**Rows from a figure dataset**
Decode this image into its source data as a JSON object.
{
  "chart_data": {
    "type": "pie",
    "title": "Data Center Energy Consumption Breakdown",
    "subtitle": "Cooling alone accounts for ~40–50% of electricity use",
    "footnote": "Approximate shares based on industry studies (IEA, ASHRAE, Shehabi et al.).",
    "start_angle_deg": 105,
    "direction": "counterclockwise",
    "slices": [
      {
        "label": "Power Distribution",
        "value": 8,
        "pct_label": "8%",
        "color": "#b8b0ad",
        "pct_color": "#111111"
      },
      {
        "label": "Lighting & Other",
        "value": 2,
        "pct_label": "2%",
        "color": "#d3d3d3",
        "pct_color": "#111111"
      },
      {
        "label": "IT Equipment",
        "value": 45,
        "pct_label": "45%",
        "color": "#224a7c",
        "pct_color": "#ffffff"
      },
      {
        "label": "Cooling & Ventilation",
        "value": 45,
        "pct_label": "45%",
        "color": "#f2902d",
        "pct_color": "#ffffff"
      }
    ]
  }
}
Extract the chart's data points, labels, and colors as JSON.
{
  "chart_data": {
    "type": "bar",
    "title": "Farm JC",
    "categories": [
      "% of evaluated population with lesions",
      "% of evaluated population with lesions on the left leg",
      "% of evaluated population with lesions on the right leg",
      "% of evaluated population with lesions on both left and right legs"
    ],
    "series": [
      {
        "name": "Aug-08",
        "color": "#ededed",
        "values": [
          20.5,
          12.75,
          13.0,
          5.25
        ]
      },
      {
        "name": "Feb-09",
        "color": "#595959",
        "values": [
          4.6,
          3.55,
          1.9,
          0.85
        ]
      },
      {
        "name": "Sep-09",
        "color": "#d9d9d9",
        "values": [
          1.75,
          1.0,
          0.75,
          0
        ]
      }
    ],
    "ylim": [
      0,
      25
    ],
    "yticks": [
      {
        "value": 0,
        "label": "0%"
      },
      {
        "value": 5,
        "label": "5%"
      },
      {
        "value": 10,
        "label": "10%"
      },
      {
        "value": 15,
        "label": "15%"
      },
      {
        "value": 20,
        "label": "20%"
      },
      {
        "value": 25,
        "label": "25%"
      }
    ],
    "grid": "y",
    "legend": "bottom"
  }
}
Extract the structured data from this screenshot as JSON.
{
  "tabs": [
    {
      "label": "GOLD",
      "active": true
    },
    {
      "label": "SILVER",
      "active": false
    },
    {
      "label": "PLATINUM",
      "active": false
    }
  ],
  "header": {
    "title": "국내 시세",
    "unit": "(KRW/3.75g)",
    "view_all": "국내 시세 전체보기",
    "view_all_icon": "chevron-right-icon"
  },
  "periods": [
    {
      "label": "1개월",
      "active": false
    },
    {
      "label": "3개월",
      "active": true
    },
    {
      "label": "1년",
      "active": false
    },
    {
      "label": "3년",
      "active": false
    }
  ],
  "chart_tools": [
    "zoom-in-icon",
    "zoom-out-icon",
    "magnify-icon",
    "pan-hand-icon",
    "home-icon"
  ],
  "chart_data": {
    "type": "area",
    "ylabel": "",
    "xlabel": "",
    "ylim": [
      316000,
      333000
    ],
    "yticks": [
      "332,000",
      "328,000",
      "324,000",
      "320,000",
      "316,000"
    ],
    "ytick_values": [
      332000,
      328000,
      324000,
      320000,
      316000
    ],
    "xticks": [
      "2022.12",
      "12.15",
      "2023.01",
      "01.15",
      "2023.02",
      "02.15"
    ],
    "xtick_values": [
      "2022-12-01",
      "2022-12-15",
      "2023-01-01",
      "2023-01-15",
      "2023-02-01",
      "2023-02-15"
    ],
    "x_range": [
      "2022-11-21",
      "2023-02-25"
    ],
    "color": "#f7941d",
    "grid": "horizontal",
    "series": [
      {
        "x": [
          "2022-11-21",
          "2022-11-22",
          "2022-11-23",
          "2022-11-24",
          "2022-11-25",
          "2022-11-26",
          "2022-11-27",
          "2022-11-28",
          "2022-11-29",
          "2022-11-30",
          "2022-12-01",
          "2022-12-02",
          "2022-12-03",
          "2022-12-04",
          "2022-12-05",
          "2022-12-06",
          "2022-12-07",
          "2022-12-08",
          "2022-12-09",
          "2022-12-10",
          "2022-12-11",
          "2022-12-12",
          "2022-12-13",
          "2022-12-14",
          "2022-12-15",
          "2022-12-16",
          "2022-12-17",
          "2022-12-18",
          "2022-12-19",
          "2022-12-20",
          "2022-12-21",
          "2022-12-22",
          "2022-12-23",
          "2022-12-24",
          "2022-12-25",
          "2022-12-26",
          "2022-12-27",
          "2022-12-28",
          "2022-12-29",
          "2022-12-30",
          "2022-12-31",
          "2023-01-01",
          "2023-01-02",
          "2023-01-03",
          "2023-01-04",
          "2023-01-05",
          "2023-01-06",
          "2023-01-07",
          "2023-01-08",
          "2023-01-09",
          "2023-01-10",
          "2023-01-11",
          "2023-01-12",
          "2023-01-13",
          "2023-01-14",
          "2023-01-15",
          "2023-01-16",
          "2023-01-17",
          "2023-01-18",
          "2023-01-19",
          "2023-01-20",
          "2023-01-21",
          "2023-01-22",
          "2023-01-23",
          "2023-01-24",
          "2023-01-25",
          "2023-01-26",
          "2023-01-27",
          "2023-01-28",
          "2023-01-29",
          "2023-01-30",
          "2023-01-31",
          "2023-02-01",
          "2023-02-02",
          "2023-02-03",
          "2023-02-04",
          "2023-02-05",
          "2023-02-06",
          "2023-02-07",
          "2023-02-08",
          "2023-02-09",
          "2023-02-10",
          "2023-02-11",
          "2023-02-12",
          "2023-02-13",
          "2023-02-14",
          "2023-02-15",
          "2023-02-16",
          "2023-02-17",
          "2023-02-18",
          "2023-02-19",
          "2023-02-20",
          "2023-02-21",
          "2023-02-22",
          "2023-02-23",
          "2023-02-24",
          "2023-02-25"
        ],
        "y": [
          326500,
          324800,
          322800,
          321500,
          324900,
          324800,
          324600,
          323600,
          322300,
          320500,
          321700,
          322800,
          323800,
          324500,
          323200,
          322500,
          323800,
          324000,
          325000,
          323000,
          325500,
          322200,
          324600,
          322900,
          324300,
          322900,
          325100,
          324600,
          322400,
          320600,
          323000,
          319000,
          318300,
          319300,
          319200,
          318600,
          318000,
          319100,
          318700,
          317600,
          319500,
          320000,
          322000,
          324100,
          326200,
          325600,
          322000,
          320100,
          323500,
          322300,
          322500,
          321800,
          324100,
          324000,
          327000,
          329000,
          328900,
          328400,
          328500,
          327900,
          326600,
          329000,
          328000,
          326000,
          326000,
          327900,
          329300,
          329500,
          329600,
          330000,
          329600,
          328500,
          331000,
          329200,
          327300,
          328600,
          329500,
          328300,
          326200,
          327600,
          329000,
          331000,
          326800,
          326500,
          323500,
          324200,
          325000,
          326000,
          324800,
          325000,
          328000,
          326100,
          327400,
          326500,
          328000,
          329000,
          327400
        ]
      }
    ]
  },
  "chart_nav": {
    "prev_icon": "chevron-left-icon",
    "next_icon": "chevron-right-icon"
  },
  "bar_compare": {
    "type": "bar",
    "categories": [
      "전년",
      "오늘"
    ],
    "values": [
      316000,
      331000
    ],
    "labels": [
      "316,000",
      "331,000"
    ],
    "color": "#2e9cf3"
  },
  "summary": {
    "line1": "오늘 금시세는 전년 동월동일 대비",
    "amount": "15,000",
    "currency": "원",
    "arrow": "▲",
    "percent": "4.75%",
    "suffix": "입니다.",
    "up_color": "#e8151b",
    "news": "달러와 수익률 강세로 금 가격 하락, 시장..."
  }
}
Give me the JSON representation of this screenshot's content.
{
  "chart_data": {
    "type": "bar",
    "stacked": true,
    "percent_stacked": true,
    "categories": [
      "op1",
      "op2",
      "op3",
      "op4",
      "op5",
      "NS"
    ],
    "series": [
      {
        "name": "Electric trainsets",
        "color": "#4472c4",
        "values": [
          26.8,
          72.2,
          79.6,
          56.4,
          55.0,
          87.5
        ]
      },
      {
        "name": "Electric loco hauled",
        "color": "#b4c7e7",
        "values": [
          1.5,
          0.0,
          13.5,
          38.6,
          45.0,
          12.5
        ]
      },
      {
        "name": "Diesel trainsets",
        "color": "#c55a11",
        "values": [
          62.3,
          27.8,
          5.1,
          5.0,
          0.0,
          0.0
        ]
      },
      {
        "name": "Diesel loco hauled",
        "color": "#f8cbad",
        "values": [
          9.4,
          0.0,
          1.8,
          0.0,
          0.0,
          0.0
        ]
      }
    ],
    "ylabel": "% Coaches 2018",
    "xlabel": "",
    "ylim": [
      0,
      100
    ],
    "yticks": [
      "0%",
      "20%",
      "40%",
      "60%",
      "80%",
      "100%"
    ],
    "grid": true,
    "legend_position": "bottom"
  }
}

**WHAT IS NEEDED**
Of the lines above, copy each that contains "left".

**FINAL RESULT**
      "% of evaluated population with lesions on the left leg",
      "% of evaluated population with lesions on both left and right legs"
    "prev_icon": "chevron-left-icon",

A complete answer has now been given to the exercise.